Stored data:
((
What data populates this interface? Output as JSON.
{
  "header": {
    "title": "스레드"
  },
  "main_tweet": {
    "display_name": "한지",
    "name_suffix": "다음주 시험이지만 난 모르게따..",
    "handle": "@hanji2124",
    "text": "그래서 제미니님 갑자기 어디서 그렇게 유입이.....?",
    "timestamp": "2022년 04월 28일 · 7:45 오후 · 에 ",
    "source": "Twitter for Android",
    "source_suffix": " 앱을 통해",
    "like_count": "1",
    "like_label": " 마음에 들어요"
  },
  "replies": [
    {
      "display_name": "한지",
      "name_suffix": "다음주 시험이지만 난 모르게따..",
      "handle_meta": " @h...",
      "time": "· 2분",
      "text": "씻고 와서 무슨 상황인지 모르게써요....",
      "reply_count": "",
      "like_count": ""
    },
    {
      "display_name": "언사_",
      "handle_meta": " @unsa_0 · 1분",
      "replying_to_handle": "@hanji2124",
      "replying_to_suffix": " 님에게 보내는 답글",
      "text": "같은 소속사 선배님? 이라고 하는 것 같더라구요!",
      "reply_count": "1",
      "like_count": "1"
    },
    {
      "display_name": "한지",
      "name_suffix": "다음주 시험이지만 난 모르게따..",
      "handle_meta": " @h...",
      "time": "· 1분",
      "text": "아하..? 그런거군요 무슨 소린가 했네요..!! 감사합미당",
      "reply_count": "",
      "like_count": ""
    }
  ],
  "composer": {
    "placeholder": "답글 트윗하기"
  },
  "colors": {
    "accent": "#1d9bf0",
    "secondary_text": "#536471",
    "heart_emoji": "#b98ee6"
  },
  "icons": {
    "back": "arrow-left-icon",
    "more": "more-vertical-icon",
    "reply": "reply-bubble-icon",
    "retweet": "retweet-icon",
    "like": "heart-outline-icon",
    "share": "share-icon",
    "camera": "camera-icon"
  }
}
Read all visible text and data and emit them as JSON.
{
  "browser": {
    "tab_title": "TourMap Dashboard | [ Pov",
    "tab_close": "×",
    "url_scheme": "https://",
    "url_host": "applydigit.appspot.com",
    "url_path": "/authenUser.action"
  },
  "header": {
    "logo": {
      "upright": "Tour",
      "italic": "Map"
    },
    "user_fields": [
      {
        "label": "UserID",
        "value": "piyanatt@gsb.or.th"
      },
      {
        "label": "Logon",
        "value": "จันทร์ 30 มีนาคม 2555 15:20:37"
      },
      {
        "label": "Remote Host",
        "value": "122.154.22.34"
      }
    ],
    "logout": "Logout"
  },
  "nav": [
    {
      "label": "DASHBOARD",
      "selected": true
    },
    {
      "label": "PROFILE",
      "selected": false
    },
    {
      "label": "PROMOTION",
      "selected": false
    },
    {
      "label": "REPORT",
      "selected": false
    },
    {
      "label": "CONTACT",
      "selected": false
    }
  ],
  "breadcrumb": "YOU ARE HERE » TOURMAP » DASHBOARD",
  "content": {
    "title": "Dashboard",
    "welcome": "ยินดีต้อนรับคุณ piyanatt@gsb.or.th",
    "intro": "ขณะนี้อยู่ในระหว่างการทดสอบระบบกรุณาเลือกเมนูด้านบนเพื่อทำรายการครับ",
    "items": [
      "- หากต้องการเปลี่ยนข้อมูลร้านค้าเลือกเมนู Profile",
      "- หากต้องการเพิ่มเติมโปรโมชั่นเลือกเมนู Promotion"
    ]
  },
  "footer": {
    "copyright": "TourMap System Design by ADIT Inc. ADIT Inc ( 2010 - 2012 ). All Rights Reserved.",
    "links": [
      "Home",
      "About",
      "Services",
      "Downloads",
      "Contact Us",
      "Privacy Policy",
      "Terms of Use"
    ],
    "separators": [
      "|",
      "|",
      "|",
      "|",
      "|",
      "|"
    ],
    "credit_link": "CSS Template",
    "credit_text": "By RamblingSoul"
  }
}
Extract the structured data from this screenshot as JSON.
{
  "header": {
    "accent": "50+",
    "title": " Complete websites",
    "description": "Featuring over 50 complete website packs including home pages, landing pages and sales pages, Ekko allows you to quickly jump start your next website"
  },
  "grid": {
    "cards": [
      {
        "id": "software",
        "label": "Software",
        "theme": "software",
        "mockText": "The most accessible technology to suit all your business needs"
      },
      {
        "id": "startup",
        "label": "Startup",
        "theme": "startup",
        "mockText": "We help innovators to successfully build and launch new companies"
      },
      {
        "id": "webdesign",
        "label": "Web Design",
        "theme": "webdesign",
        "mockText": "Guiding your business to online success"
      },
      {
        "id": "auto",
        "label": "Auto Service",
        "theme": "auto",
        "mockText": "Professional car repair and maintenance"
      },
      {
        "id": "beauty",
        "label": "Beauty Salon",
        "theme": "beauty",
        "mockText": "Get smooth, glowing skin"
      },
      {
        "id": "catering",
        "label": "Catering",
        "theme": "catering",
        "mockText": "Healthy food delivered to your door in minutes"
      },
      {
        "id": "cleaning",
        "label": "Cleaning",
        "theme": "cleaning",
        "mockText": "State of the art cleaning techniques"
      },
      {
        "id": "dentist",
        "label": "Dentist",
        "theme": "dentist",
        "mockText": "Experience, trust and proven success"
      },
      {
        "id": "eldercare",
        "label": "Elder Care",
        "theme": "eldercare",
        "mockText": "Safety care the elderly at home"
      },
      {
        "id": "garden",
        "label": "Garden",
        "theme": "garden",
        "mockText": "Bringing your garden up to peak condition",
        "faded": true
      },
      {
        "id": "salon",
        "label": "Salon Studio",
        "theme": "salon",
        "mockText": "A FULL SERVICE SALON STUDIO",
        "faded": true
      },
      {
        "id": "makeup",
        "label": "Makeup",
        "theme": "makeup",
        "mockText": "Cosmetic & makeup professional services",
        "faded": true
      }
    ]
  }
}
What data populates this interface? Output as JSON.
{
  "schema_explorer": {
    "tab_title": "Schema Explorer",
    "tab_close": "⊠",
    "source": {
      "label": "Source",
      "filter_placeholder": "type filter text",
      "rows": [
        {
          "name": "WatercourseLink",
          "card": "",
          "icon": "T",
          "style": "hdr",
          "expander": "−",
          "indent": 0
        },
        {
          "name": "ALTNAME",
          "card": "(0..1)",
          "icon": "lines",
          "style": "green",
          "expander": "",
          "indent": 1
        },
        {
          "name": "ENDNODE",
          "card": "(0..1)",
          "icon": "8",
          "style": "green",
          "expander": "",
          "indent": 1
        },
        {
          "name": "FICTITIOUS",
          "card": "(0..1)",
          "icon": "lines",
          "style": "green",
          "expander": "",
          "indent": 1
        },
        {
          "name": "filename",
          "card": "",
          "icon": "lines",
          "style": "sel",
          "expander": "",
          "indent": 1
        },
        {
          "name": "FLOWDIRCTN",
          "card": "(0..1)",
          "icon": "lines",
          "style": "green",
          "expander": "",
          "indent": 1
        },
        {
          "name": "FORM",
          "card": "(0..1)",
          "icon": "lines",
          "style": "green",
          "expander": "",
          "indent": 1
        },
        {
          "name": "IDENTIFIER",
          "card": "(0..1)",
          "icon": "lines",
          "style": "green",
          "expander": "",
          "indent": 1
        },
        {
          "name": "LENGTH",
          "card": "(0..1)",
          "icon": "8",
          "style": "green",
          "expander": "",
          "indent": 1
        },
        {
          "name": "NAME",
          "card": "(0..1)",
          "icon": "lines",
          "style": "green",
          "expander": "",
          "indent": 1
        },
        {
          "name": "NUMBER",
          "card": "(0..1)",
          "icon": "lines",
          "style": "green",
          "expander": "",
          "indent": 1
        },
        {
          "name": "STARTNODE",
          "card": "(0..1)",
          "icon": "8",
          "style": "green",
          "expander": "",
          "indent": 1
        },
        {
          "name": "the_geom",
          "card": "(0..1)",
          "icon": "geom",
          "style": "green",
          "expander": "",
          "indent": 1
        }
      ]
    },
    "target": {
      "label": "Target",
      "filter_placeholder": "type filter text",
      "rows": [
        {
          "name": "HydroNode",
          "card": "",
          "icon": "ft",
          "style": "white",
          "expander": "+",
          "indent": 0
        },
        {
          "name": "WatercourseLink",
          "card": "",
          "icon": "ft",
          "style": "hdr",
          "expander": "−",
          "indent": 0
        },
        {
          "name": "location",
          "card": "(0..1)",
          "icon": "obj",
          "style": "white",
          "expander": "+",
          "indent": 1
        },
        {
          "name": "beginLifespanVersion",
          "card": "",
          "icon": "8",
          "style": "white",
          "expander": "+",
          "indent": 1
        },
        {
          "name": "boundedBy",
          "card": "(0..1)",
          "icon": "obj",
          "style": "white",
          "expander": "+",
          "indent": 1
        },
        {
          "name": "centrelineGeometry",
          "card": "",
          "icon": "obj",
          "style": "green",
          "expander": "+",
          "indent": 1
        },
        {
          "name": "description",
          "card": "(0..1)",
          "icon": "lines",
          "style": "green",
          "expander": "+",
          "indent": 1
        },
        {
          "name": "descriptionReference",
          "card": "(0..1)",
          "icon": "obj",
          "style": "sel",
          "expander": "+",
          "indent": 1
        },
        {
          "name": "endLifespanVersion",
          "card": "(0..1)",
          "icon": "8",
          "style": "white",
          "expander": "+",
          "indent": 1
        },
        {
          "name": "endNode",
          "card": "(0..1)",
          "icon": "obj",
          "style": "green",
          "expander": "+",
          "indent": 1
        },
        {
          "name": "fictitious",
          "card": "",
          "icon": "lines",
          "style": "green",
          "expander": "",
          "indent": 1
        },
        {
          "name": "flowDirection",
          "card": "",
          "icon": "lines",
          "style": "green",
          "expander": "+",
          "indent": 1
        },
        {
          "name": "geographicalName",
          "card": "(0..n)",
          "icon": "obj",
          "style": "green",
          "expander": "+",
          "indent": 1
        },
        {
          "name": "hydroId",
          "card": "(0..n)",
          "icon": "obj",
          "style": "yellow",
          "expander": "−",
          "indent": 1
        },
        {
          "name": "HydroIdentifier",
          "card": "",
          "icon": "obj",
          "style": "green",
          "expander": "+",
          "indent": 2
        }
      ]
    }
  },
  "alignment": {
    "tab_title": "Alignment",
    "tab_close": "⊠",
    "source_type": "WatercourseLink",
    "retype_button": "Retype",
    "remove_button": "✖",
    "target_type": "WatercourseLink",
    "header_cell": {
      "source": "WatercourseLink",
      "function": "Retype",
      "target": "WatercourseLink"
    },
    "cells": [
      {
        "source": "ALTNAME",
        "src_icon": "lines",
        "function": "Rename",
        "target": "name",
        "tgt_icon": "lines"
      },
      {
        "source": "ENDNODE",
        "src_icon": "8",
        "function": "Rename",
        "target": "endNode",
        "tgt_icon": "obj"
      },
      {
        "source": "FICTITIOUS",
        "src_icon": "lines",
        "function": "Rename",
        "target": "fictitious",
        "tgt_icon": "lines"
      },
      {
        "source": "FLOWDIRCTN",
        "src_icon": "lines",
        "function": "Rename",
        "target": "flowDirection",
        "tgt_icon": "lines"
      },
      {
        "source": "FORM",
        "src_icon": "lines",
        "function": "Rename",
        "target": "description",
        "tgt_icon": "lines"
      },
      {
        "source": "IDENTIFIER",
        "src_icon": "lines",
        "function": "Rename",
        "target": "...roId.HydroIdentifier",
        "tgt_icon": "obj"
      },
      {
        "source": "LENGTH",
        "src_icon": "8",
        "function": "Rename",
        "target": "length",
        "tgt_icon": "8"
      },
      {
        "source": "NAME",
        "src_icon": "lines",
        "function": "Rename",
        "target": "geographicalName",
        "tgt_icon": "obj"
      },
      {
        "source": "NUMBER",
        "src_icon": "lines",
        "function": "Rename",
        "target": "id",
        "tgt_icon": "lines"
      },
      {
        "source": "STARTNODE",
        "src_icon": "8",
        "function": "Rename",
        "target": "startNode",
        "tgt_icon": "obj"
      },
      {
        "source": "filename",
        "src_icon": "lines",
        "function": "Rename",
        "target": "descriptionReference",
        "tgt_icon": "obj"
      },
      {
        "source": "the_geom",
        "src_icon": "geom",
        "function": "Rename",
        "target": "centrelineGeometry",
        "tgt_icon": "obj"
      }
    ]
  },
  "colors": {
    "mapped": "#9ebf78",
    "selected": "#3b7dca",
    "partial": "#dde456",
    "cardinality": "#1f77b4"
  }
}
))
# Work required:
Work out the number of lines above that include the string "JSON" and write only that number.

# Worked answer:
4